Stored entries

— start —

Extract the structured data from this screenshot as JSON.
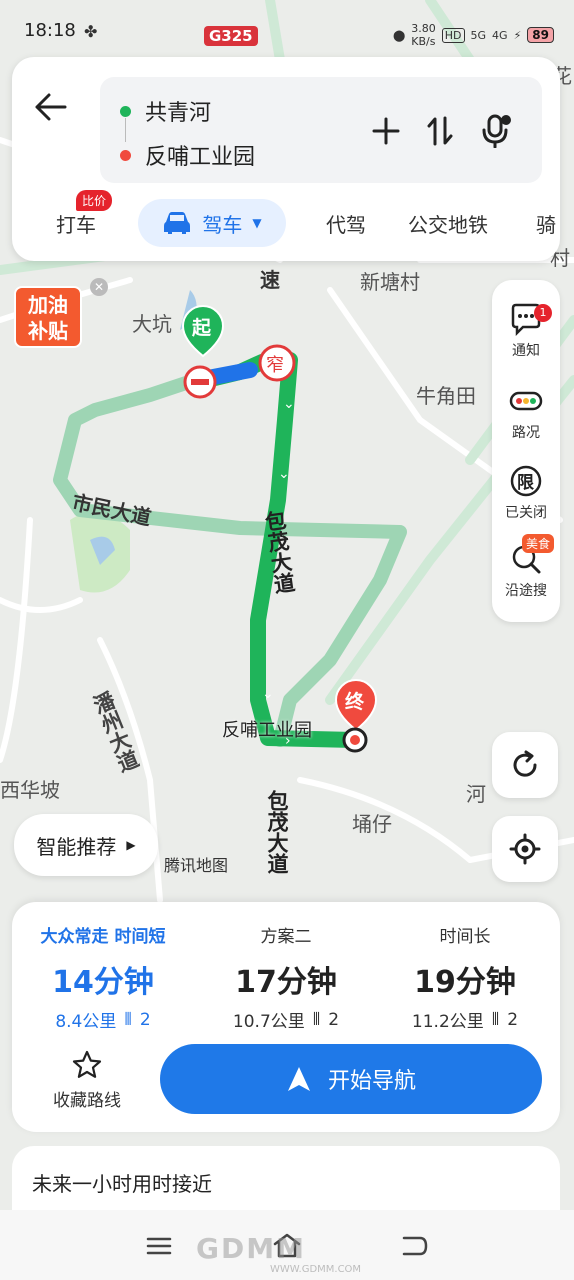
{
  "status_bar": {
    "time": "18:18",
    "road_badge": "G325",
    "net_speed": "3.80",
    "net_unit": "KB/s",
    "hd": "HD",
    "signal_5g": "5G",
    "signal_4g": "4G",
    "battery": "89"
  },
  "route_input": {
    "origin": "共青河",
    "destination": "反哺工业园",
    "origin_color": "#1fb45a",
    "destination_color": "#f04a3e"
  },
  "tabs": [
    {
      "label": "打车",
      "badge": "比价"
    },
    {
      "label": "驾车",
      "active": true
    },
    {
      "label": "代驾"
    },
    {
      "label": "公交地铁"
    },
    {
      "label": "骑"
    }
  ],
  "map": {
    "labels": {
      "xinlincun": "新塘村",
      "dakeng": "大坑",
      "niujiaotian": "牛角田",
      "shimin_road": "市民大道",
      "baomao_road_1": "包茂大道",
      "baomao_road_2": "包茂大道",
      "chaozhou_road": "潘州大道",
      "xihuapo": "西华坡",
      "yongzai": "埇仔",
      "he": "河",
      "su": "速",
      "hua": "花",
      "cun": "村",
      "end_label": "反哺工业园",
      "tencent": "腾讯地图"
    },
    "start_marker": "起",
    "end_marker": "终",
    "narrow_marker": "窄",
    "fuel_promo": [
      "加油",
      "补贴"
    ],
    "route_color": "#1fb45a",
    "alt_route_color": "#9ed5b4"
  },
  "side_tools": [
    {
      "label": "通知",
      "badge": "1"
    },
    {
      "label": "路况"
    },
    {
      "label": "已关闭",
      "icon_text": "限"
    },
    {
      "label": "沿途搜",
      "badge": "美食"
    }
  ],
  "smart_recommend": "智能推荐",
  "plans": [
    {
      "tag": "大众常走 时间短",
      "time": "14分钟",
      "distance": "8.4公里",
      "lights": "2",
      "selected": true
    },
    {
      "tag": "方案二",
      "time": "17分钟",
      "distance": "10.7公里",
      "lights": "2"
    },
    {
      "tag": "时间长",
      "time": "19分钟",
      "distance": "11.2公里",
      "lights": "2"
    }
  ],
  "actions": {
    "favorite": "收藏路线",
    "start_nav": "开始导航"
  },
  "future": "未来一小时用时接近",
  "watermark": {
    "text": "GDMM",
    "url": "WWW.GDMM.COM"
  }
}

— end —

### Stated goal
In your copy, leave out the pictures and reproduce the material above exactly.

### Answer
Extract the structured data from this screenshot as JSON.
{
  "status_bar": {
    "time": "18:18",
    "road_badge": "G325",
    "net_speed": "3.80",
    "net_unit": "KB/s",
    "hd": "HD",
    "signal_5g": "5G",
    "signal_4g": "4G",
    "battery": "89"
  },
  "route_input": {
    "origin": "共青河",
    "destination": "反哺工业园",
    "origin_color": "#1fb45a",
    "destination_color": "#f04a3e"
  },
  "tabs": [
    {
      "label": "打车",
      "badge": "比价"
    },
    {
      "label": "驾车",
      "active": true
    },
    {
      "label": "代驾"
    },
    {
      "label": "公交地铁"
    },
    {
      "label": "骑"
    }
  ],
  "map": {
    "labels": {
      "xinlincun": "新塘村",
      "dakeng": "大坑",
      "niujiaotian": "牛角田",
      "shimin_road": "市民大道",
      "baomao_road_1": "包茂大道",
      "baomao_road_2": "包茂大道",
      "chaozhou_road": "潘州大道",
      "xihuapo": "西华坡",
      "yongzai": "埇仔",
      "he": "河",
      "su": "速",
      "hua": "花",
      "cun": "村",
      "end_label": "反哺工业园",
      "tencent": "腾讯地图"
    },
    "start_marker": "起",
    "end_marker": "终",
    "narrow_marker": "窄",
    "fuel_promo": [
      "加油",
      "补贴"
    ],
    "route_color": "#1fb45a",
    "alt_route_color": "#9ed5b4"
  },
  "side_tools": [
    {
      "label": "通知",
      "badge": "1"
    },
    {
      "label": "路况"
    },
    {
      "label": "已关闭",
      "icon_text": "限"
    },
    {
      "label": "沿途搜",
      "badge": "美食"
    }
  ],
  "smart_recommend": "智能推荐",
  "plans": [
    {
      "tag": "大众常走 时间短",
      "time": "14分钟",
      "distance": "8.4公里",
      "lights": "2",
      "selected": true
    },
    {
      "tag": "方案二",
      "time": "17分钟",
      "distance": "10.7公里",
      "lights": "2"
    },
    {
      "tag": "时间长",
      "time": "19分钟",
      "distance": "11.2公里",
      "lights": "2"
    }
  ],
  "actions": {
    "favorite": "收藏路线",
    "start_nav": "开始导航"
  },
  "future": "未来一小时用时接近",
  "watermark": {
    "text": "GDMM",
    "url": "WWW.GDMM.COM"
  }
}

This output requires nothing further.